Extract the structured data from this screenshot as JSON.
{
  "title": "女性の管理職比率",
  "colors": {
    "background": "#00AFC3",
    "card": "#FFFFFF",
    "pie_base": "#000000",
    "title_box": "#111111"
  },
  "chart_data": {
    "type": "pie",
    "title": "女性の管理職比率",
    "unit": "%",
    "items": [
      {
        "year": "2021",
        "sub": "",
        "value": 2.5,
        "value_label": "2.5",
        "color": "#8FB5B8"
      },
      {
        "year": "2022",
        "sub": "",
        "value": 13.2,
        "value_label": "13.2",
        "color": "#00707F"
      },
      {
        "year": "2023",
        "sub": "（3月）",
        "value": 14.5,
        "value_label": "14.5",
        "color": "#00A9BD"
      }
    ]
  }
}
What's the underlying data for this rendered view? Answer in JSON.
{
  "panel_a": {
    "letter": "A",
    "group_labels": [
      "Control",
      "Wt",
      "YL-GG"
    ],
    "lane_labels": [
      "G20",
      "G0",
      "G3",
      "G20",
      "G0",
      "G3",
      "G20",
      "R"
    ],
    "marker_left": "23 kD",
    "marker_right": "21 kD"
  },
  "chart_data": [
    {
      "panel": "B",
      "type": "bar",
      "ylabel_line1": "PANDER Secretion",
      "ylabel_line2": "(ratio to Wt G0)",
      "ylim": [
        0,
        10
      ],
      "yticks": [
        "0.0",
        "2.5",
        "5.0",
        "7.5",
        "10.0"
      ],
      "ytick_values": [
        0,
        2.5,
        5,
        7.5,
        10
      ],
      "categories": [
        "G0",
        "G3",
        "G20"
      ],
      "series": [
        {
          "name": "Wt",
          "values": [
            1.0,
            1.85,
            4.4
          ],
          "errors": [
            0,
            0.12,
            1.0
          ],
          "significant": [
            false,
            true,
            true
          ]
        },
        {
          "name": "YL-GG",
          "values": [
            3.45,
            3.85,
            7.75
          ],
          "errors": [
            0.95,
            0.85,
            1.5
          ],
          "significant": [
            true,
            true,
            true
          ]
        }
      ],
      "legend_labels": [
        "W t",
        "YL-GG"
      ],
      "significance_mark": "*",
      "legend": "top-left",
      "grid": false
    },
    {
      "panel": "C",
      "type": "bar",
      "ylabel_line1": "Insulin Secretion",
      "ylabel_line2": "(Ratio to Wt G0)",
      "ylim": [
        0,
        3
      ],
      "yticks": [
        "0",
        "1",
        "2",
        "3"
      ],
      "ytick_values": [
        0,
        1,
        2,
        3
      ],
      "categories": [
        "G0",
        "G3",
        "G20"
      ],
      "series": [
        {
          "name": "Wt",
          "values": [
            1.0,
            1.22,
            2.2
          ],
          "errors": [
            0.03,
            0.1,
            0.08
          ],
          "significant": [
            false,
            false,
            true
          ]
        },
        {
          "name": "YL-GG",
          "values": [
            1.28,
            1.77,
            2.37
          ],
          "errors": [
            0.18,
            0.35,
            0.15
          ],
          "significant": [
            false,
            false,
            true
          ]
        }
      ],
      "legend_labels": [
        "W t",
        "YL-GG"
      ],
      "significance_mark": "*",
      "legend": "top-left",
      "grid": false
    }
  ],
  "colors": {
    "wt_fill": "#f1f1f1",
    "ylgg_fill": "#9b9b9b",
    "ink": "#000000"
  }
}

### PROMPT:
Each record above should be repeated exactly as it appears.

### COMPLETE OUTPUT:
Extract the structured data from this screenshot as JSON.
{
  "title": "女性の管理職比率",
  "colors": {
    "background": "#00AFC3",
    "card": "#FFFFFF",
    "pie_base": "#000000",
    "title_box": "#111111"
  },
  "chart_data": {
    "type": "pie",
    "title": "女性の管理職比率",
    "unit": "%",
    "items": [
      {
        "year": "2021",
        "sub": "",
        "value": 2.5,
        "value_label": "2.5",
        "color": "#8FB5B8"
      },
      {
        "year": "2022",
        "sub": "",
        "value": 13.2,
        "value_label": "13.2",
        "color": "#00707F"
      },
      {
        "year": "2023",
        "sub": "（3月）",
        "value": 14.5,
        "value_label": "14.5",
        "color": "#00A9BD"
      }
    ]
  }
}
What's the underlying data for this rendered view? Answer in JSON.
{
  "panel_a": {
    "letter": "A",
    "group_labels": [
      "Control",
      "Wt",
      "YL-GG"
    ],
    "lane_labels": [
      "G20",
      "G0",
      "G3",
      "G20",
      "G0",
      "G3",
      "G20",
      "R"
    ],
    "marker_left": "23 kD",
    "marker_right": "21 kD"
  },
  "chart_data": [
    {
      "panel": "B",
      "type": "bar",
      "ylabel_line1": "PANDER Secretion",
      "ylabel_line2": "(ratio to Wt G0)",
      "ylim": [
        0,
        10
      ],
      "yticks": [
        "0.0",
        "2.5",
        "5.0",
        "7.5",
        "10.0"
      ],
      "ytick_values": [
        0,
        2.5,
        5,
        7.5,
        10
      ],
      "categories": [
        "G0",
        "G3",
        "G20"
      ],
      "series": [
        {
          "name": "Wt",
          "values": [
            1.0,
            1.85,
            4.4
          ],
          "errors": [
            0,
            0.12,
            1.0
          ],
          "significant": [
            false,
            true,
            true
          ]
        },
        {
          "name": "YL-GG",
          "values": [
            3.45,
            3.85,
            7.75
          ],
          "errors": [
            0.95,
            0.85,
            1.5
          ],
          "significant": [
            true,
            true,
            true
          ]
        }
      ],
      "legend_labels": [
        "W t",
        "YL-GG"
      ],
      "significance_mark": "*",
      "legend": "top-left",
      "grid": false
    },
    {
      "panel": "C",
      "type": "bar",
      "ylabel_line1": "Insulin Secretion",
      "ylabel_line2": "(Ratio to Wt G0)",
      "ylim": [
        0,
        3
      ],
      "yticks": [
        "0",
        "1",
        "2",
        "3"
      ],
      "ytick_values": [
        0,
        1,
        2,
        3
      ],
      "categories": [
        "G0",
        "G3",
        "G20"
      ],
      "series": [
        {
          "name": "Wt",
          "values": [
            1.0,
            1.22,
            2.2
          ],
          "errors": [
            0.03,
            0.1,
            0.08
          ],
          "significant": [
            false,
            false,
            true
          ]
        },
        {
          "name": "YL-GG",
          "values": [
            1.28,
            1.77,
            2.37
          ],
          "errors": [
            0.18,
            0.35,
            0.15
          ],
          "significant": [
            false,
            false,
            true
          ]
        }
      ],
      "legend_labels": [
        "W t",
        "YL-GG"
      ],
      "significance_mark": "*",
      "legend": "top-left",
      "grid": false
    }
  ],
  "colors": {
    "wt_fill": "#f1f1f1",
    "ylgg_fill": "#9b9b9b",
    "ink": "#000000"
  }
}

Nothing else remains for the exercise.